**WHAT IS NEEDED**
Once the pictures are set aside, transcribe the remaining data exactly.

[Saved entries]
=-=-=-=-=

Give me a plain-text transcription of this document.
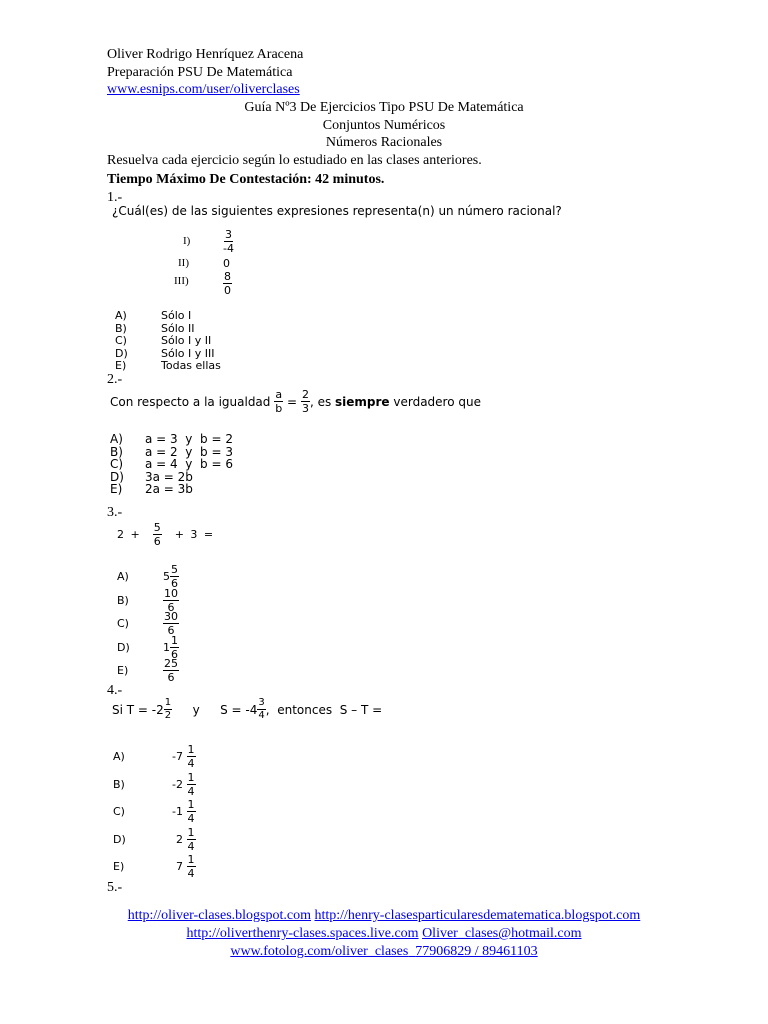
Oliver Rodrigo Henríquez Aracena
Preparación PSU De Matemática
www.esnips.com/user/oliverclases
Guía Nº3 De Ejercicios Tipo PSU De Matemática
Conjuntos Numéricos
Números Racionales
Resuelva cada ejercicio según lo estudiado en las clases anteriores.
Tiempo Máximo De Contestación: 42 minutos.
1.-
¿Cuál(es) de las siguientes expresiones representa(n) un número racional?
I)	$\frac{3}{-4}$
II)	0
III)	$\frac{8}{0}$
A)	Sólo I
B)	Sólo II
C)	Sólo I y II
D)	Sólo I y III
E)	Todas ellas
2.-
Con respecto a la igualdad
$\frac{a}{b}$
=
$\frac{2}{3}$ , es siempre verdadero que
A) a = 3  y  b = 2
B) a = 2  y  b = 3
C) a = 4  y  b = 6
D) 3a = 2b
E) 2a = 3b
3.-
2 +
$\frac{5}{6}$
+ 3 =
A)	$5 \frac{5}{6}$
B)	$\frac{10}{6}$
C)	$\frac{30}{6}$
D)	$1 \frac{1}{6}$
E)	$\frac{25}{6}$
4.-
Si $T = -2 \frac{1}{2}$	y	$S = -4 \frac{3}{4}$ ,  entonces  S – T =
A)	-7
$\frac{1}{4}$
B)	-2
$\frac{1}{4}$
C)	-1
$\frac{1}{4}$
D)	2
$\frac{1}{4}$
E)	7
$\frac{1}{4}$
5.-
http://oliver-clases.blogspot.com http://henry-clasesparticularesdematematica.blogspot.com
http://oliverthenry-clases.spaces.live.com Oliver_clases@hotmail.com
www.fotolog.com/oliver_clases 77906829 / 89461103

=-=-=-=-=

**FULL RESPONSE**
Give me a plain-text transcription of this document.
Oliver Rodrigo Henríquez Aracena
Preparación PSU De Matemática
www.esnips.com/user/oliverclases
Guía Nº3 De Ejercicios Tipo PSU De Matemática
Conjuntos Numéricos
Números Racionales
Resuelva cada ejercicio según lo estudiado en las clases anteriores.
Tiempo Máximo De Contestación: 42 minutos.
1.-
¿Cuál(es) de las siguientes expresiones representa(n) un número racional?
I)	$\frac{3}{-4}$
II)	0
III)	$\frac{8}{0}$
A)	Sólo I
B)	Sólo II
C)	Sólo I y II
D)	Sólo I y III
E)	Todas ellas
2.-
Con respecto a la igualdad
$\frac{a}{b}$
=
$\frac{2}{3}$ , es siempre verdadero que
A) a = 3  y  b = 2
B) a = 2  y  b = 3
C) a = 4  y  b = 6
D) 3a = 2b
E) 2a = 3b
3.-
2 +
$\frac{5}{6}$
+ 3 =
A)	$5 \frac{5}{6}$
B)	$\frac{10}{6}$
C)	$\frac{30}{6}$
D)	$1 \frac{1}{6}$
E)	$\frac{25}{6}$
4.-
Si $T = -2 \frac{1}{2}$	y	$S = -4 \frac{3}{4}$ ,  entonces  S – T =
A)	-7
$\frac{1}{4}$
B)	-2
$\frac{1}{4}$
C)	-1
$\frac{1}{4}$
D)	2
$\frac{1}{4}$
E)	7
$\frac{1}{4}$
5.-
http://oliver-clases.blogspot.com http://henry-clasesparticularesdematematica.blogspot.com
http://oliverthenry-clases.spaces.live.com Oliver_clases@hotmail.com
www.fotolog.com/oliver_clases 77906829 / 89461103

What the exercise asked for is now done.